INSTRUCTIONS TO FOLLOW — Show each line from the listing that includes the word "переходит".

* * * *

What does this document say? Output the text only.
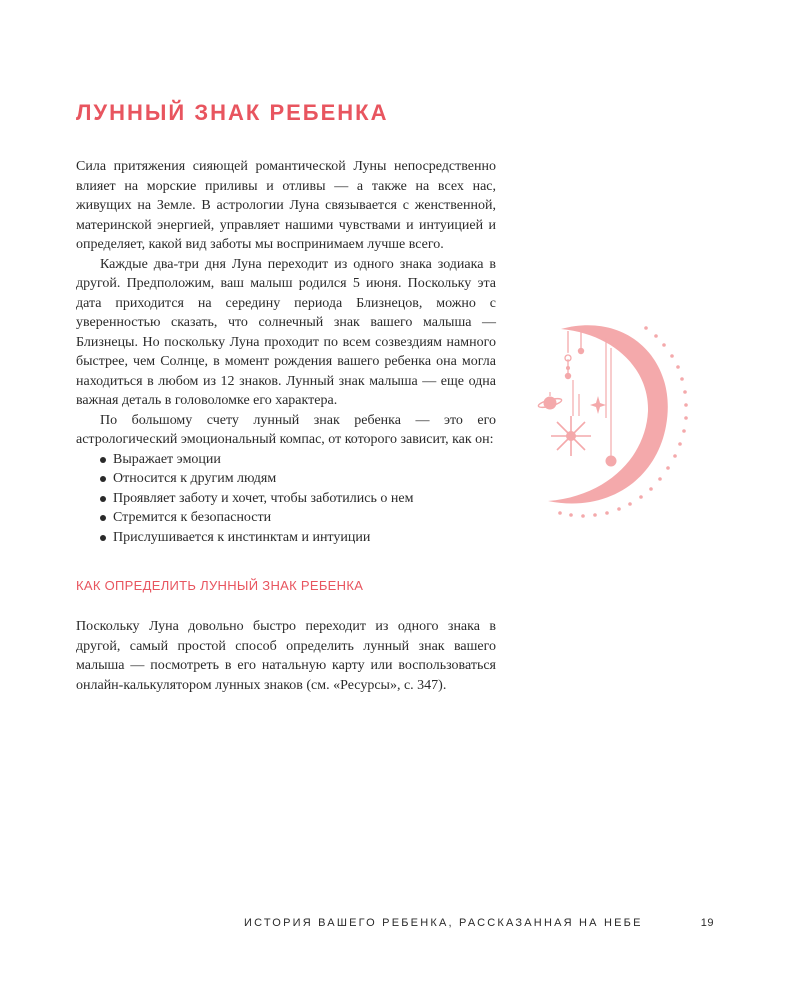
ЛУННЫЙ ЗНАК РЕБЕНКА

Сила притяжения сияющей романтической Луны непосредственно влияет на морские приливы и отливы — а также на всех нас, живущих на Земле. В астрологии Луна связывается с женственной, материнской энергией, управляет нашими чувствами и интуицией и определяет, какой вид заботы мы воспринимаем лучше всего.

Каждые два-три дня Луна переходит из одного знака зодиака в другой. Предположим, ваш малыш родился 5 июня. Поскольку эта дата приходится на середину периода Близнецов, можно с уверенностью сказать, что солнечный знак вашего малыша — Близнецы. Но поскольку Луна проходит по всем созвездиям намного быстрее, чем Солнце, в момент рождения вашего ребенка она могла находиться в любом из 12 знаков. Лунный знак малыша — еще одна важная деталь в головоломке его характера.

По большому счету лунный знак ребенка — это его астрологический эмоциональный компас, от которого зависит, как он:

Выражает эмоции
Относится к другим людям
Проявляет заботу и хочет, чтобы заботились о нем
Стремится к безопасности
Прислушивается к инстинктам и интуиции
КАК ОПРЕДЕЛИТЬ ЛУННЫЙ ЗНАК РЕБЕНКА

Поскольку Луна довольно быстро переходит из одного знака в другой, самый простой способ определить лунный знак вашего малыша — посмотреть в его натальную карту или воспользоваться онлайн-калькулятором лунных знаков (см. «Ресурсы», с. 347).

ИСТОРИЯ ВАШЕГО РЕБЕНКА, РАССКАЗАННАЯ НА НЕБЕ	19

* * * *

TASK SOLUTION —
Каждые два-три дня Луна переходит из одного знака зодиака в другой. Предположим, ваш малыш родился 5 июня. Поскольку эта дата приходится на середину периода Близнецов, можно с уверенностью сказать, что солнечный знак вашего малыша — Близнецы. Но поскольку Луна проходит по всем созвездиям намного быстрее, чем Солнце, в момент рождения вашего ребенка она могла находиться в любом из 12 знаков. Лунный знак малыша — еще одна важная деталь в головоломке его характера.
Поскольку Луна довольно быстро переходит из одного знака в другой, самый простой способ определить лунный знак вашего малыша — посмотреть в его натальную карту или воспользоваться онлайн-калькулятором лунных знаков (см. «Ресурсы», с. 347).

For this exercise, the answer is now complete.